Written problem: Give the number of lines in this listing that contain the word "frac", and nothing else.

==== Records to use ====

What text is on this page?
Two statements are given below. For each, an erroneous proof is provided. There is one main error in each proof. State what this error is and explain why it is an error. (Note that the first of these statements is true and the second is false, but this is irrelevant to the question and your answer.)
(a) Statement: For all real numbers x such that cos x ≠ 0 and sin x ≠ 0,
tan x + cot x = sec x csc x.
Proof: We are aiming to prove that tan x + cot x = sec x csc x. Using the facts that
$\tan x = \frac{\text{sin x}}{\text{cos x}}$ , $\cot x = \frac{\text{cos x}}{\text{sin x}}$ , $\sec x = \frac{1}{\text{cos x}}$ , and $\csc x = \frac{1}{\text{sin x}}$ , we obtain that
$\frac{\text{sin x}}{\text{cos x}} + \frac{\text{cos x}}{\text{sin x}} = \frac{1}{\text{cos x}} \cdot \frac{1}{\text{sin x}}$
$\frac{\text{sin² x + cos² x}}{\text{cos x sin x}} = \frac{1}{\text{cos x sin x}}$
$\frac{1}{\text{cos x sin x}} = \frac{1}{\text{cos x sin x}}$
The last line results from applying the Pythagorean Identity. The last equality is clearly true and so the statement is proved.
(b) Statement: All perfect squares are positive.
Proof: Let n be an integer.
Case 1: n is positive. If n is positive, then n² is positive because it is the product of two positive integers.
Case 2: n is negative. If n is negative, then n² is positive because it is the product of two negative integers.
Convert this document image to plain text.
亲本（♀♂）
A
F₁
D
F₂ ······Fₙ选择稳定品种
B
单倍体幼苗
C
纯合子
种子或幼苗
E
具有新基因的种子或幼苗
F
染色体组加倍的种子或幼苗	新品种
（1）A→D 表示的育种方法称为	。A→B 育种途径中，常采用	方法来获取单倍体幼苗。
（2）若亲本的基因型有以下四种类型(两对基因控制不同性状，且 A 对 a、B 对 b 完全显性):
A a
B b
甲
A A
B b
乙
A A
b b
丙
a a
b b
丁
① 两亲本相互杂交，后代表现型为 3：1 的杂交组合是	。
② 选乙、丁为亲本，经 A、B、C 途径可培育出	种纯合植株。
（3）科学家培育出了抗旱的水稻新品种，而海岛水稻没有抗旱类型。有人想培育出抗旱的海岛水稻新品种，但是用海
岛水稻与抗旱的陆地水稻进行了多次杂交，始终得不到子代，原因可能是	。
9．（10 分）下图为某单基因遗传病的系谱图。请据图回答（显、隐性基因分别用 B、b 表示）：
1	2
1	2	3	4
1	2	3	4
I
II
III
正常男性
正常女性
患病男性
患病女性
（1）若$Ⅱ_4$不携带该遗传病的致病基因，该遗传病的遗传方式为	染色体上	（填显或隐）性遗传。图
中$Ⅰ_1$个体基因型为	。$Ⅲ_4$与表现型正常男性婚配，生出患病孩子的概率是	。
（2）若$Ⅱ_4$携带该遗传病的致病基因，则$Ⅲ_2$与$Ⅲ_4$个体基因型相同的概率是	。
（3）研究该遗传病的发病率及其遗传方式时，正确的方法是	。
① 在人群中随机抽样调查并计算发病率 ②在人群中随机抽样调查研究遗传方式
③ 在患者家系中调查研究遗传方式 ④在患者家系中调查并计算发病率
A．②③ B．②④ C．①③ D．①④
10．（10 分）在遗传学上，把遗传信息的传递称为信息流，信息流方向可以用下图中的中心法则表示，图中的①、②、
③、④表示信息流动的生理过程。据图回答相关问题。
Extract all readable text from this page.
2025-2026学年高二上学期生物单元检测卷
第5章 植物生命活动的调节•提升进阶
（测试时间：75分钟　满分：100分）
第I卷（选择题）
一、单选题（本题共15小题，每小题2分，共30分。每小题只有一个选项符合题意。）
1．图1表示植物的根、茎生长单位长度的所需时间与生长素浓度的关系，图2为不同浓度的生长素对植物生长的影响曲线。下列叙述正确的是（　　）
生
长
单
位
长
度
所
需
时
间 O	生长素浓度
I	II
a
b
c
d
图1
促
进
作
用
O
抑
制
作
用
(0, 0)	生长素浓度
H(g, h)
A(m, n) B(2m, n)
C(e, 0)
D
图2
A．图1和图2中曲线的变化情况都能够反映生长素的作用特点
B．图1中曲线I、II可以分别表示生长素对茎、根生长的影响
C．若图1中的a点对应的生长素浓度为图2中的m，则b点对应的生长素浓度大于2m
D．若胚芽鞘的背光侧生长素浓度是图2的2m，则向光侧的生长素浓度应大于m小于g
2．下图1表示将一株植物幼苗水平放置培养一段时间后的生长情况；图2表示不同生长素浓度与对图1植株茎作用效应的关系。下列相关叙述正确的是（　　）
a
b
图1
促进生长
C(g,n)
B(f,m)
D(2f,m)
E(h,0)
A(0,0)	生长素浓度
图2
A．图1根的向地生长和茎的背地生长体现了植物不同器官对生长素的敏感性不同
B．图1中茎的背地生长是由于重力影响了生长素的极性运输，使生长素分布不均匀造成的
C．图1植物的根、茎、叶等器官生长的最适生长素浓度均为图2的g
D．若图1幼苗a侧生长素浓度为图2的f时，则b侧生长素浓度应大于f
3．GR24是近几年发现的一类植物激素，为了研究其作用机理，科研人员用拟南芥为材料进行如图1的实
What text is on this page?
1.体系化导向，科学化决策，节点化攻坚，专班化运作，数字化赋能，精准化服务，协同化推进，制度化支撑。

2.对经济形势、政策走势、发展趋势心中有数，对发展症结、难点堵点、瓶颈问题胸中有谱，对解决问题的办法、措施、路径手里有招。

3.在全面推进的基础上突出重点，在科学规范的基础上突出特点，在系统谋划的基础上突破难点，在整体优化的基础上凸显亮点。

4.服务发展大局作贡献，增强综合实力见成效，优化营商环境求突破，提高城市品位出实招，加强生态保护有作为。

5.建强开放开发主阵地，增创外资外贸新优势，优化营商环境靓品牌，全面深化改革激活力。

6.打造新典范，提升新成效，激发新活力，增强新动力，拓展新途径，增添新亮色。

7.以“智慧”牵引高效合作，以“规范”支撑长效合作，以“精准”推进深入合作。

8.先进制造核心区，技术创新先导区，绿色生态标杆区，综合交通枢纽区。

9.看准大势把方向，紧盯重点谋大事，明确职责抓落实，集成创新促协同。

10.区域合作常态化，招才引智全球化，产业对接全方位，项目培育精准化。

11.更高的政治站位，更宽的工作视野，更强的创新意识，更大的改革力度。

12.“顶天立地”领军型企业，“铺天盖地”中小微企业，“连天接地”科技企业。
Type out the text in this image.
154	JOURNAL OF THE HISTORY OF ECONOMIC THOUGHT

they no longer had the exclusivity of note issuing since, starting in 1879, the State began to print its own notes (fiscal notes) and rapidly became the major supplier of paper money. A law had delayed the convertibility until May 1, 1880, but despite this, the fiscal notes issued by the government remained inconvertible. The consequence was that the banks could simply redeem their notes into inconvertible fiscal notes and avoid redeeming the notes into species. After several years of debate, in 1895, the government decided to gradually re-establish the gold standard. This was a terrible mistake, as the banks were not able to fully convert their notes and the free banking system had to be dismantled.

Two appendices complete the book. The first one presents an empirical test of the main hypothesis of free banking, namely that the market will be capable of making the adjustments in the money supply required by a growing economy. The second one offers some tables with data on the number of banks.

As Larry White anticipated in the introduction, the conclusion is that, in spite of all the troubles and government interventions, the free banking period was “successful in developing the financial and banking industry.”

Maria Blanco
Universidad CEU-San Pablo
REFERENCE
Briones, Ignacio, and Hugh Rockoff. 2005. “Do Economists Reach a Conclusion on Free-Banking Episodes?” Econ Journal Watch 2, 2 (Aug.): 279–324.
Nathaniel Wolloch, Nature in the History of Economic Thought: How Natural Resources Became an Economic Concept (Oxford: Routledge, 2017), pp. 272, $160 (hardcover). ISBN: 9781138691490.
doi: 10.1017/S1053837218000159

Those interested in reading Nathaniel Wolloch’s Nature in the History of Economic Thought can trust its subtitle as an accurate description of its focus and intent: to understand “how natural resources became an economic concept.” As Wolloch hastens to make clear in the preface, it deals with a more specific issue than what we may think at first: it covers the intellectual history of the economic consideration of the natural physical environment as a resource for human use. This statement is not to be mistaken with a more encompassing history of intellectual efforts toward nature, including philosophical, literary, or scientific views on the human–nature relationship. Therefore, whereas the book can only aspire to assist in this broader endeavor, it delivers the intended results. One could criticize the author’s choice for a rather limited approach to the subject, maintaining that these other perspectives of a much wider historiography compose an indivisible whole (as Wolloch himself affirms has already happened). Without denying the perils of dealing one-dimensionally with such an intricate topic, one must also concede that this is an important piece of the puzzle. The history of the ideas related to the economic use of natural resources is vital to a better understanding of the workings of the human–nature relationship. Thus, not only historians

====

The result: 4